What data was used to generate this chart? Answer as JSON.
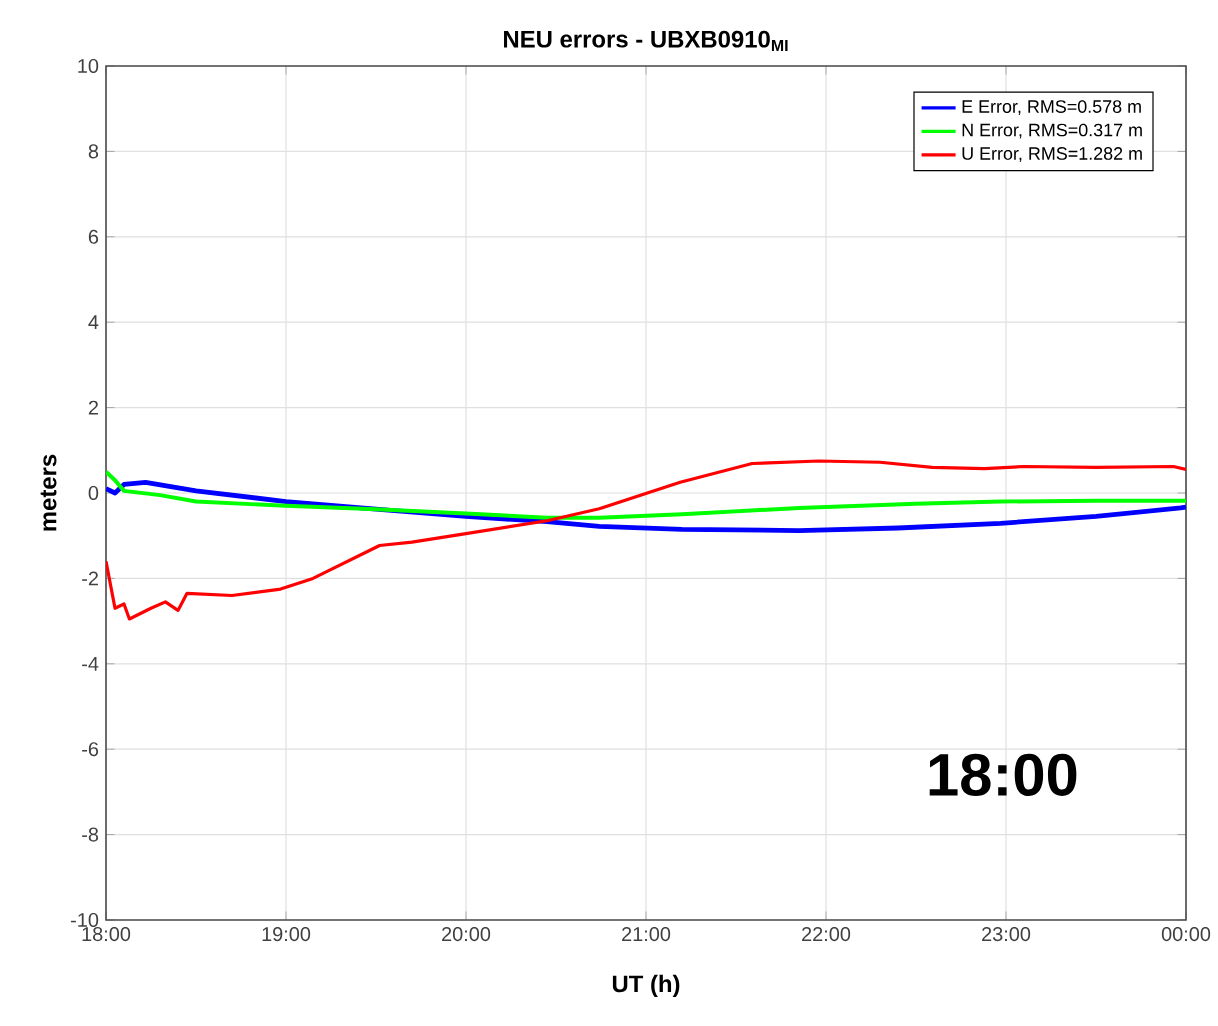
{
  "chart_data": {
    "type": "line",
    "title": "NEU errors - UBXB0910$_{MI}$",
    "xlabel": "UT (h)",
    "ylabel": "meters",
    "xlim": [
      18,
      24
    ],
    "xticks": [
      {
        "value": 18,
        "label": "18:00"
      },
      {
        "value": 19,
        "label": "19:00"
      },
      {
        "value": 20,
        "label": "20:00"
      },
      {
        "value": 21,
        "label": "21:00"
      },
      {
        "value": 22,
        "label": "22:00"
      },
      {
        "value": 23,
        "label": "23:00"
      },
      {
        "value": 24,
        "label": "00:00"
      }
    ],
    "ylim": [
      -10,
      10
    ],
    "yticks": [
      -10,
      -8,
      -6,
      -4,
      -2,
      0,
      2,
      4,
      6,
      8,
      10
    ],
    "grid": true,
    "legend": "top right",
    "marker": "none",
    "line_style": "solid",
    "annotations": [
      "18:00"
    ],
    "series": [
      {
        "name": "E Error, RMS=0.578 m",
        "color": "#0000ff",
        "x": [
          18.0,
          18.05,
          18.1,
          18.22,
          18.5,
          19.0,
          19.5,
          20.0,
          20.45,
          20.74,
          21.2,
          21.85,
          22.4,
          22.97,
          23.5,
          23.97,
          24.0
        ],
        "values": [
          0.1,
          0.0,
          0.2,
          0.25,
          0.05,
          -0.2,
          -0.38,
          -0.55,
          -0.67,
          -0.78,
          -0.85,
          -0.88,
          -0.82,
          -0.71,
          -0.55,
          -0.35,
          -0.33
        ]
      },
      {
        "name": "N Error, RMS=0.317 m",
        "color": "#00ff00",
        "x": [
          18.0,
          18.05,
          18.1,
          18.3,
          18.5,
          19.0,
          19.5,
          20.0,
          20.45,
          20.74,
          21.2,
          21.85,
          22.5,
          22.97,
          23.5,
          24.0
        ],
        "values": [
          0.5,
          0.3,
          0.05,
          -0.05,
          -0.2,
          -0.3,
          -0.38,
          -0.48,
          -0.58,
          -0.58,
          -0.5,
          -0.35,
          -0.25,
          -0.2,
          -0.18,
          -0.18
        ]
      },
      {
        "name": "U Error, RMS=1.282 m",
        "color": "#ff0000",
        "x": [
          18.0,
          18.05,
          18.1,
          18.13,
          18.25,
          18.33,
          18.4,
          18.45,
          18.7,
          18.97,
          19.15,
          19.52,
          19.7,
          20.0,
          20.45,
          20.74,
          21.19,
          21.59,
          21.96,
          22.3,
          22.59,
          22.88,
          23.1,
          23.5,
          23.93,
          24.0
        ],
        "values": [
          -1.6,
          -2.7,
          -2.6,
          -2.95,
          -2.7,
          -2.55,
          -2.75,
          -2.35,
          -2.4,
          -2.25,
          -2.0,
          -1.23,
          -1.15,
          -0.95,
          -0.65,
          -0.37,
          0.25,
          0.69,
          0.75,
          0.72,
          0.6,
          0.57,
          0.62,
          0.6,
          0.62,
          0.55
        ]
      }
    ]
  }
}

= = = =

INSTRUCTIONS FOR THE TASK
Extract each line from the entries above that contains the string "color".

WRITTEN REPLY
        "color": "#0000ff",
        "color": "#00ff00",
        "color": "#ff0000",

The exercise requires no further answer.